Goal:
Return the full listing exactly as it is written.

►

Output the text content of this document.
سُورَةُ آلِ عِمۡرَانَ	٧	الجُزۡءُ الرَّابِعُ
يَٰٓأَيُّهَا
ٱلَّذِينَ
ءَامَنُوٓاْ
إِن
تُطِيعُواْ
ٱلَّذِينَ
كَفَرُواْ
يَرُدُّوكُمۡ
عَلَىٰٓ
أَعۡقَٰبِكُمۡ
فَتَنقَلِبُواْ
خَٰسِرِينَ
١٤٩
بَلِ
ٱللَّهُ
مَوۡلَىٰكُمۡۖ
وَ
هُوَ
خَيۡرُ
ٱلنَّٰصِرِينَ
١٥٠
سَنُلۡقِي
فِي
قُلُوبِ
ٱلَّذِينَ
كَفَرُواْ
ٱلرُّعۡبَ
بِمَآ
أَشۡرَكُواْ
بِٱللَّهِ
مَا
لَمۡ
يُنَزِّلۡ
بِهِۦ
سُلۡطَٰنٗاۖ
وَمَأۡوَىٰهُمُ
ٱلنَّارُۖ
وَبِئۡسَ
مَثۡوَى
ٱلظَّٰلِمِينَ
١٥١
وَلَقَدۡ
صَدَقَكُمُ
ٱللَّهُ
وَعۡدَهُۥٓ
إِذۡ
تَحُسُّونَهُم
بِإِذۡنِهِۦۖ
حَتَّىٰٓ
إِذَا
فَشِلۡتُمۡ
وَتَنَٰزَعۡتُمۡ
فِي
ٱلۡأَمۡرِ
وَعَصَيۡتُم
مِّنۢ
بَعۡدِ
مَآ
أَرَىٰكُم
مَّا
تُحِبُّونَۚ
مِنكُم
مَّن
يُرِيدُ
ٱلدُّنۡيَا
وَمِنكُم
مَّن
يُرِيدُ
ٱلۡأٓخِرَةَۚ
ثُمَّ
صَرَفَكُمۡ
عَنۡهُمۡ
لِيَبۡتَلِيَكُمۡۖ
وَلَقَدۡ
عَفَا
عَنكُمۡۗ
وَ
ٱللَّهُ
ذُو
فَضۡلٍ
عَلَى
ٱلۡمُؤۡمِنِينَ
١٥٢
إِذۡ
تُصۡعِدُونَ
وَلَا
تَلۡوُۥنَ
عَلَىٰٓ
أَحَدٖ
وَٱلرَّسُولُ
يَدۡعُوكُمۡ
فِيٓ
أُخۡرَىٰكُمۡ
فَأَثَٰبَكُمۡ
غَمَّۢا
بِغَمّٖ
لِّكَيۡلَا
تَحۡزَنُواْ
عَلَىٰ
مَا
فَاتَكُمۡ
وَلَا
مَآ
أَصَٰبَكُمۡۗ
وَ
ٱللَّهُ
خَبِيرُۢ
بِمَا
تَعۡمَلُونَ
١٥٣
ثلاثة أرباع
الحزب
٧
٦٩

◄

Reply:
Output the text content of this document.
سُورَةُ آلِ عِمۡرَانَ	٧	الجُزۡءُ الرَّابِعُ
يَٰٓأَيُّهَا
ٱلَّذِينَ
ءَامَنُوٓاْ
إِن
تُطِيعُواْ
ٱلَّذِينَ
كَفَرُواْ
يَرُدُّوكُمۡ
عَلَىٰٓ
أَعۡقَٰبِكُمۡ
فَتَنقَلِبُواْ
خَٰسِرِينَ
١٤٩
بَلِ
ٱللَّهُ
مَوۡلَىٰكُمۡۖ
وَ
هُوَ
خَيۡرُ
ٱلنَّٰصِرِينَ
١٥٠
سَنُلۡقِي
فِي
قُلُوبِ
ٱلَّذِينَ
كَفَرُواْ
ٱلرُّعۡبَ
بِمَآ
أَشۡرَكُواْ
بِٱللَّهِ
مَا
لَمۡ
يُنَزِّلۡ
بِهِۦ
سُلۡطَٰنٗاۖ
وَمَأۡوَىٰهُمُ
ٱلنَّارُۖ
وَبِئۡسَ
مَثۡوَى
ٱلظَّٰلِمِينَ
١٥١
وَلَقَدۡ
صَدَقَكُمُ
ٱللَّهُ
وَعۡدَهُۥٓ
إِذۡ
تَحُسُّونَهُم
بِإِذۡنِهِۦۖ
حَتَّىٰٓ
إِذَا
فَشِلۡتُمۡ
وَتَنَٰزَعۡتُمۡ
فِي
ٱلۡأَمۡرِ
وَعَصَيۡتُم
مِّنۢ
بَعۡدِ
مَآ
أَرَىٰكُم
مَّا
تُحِبُّونَۚ
مِنكُم
مَّن
يُرِيدُ
ٱلدُّنۡيَا
وَمِنكُم
مَّن
يُرِيدُ
ٱلۡأٓخِرَةَۚ
ثُمَّ
صَرَفَكُمۡ
عَنۡهُمۡ
لِيَبۡتَلِيَكُمۡۖ
وَلَقَدۡ
عَفَا
عَنكُمۡۗ
وَ
ٱللَّهُ
ذُو
فَضۡلٍ
عَلَى
ٱلۡمُؤۡمِنِينَ
١٥٢
إِذۡ
تُصۡعِدُونَ
وَلَا
تَلۡوُۥنَ
عَلَىٰٓ
أَحَدٖ
وَٱلرَّسُولُ
يَدۡعُوكُمۡ
فِيٓ
أُخۡرَىٰكُمۡ
فَأَثَٰبَكُمۡ
غَمَّۢا
بِغَمّٖ
لِّكَيۡلَا
تَحۡزَنُواْ
عَلَىٰ
مَا
فَاتَكُمۡ
وَلَا
مَآ
أَصَٰبَكُمۡۗ
وَ
ٱللَّهُ
خَبِيرُۢ
بِمَا
تَعۡمَلُونَ
١٥٣
ثلاثة أرباع
الحزب
٧
٦٩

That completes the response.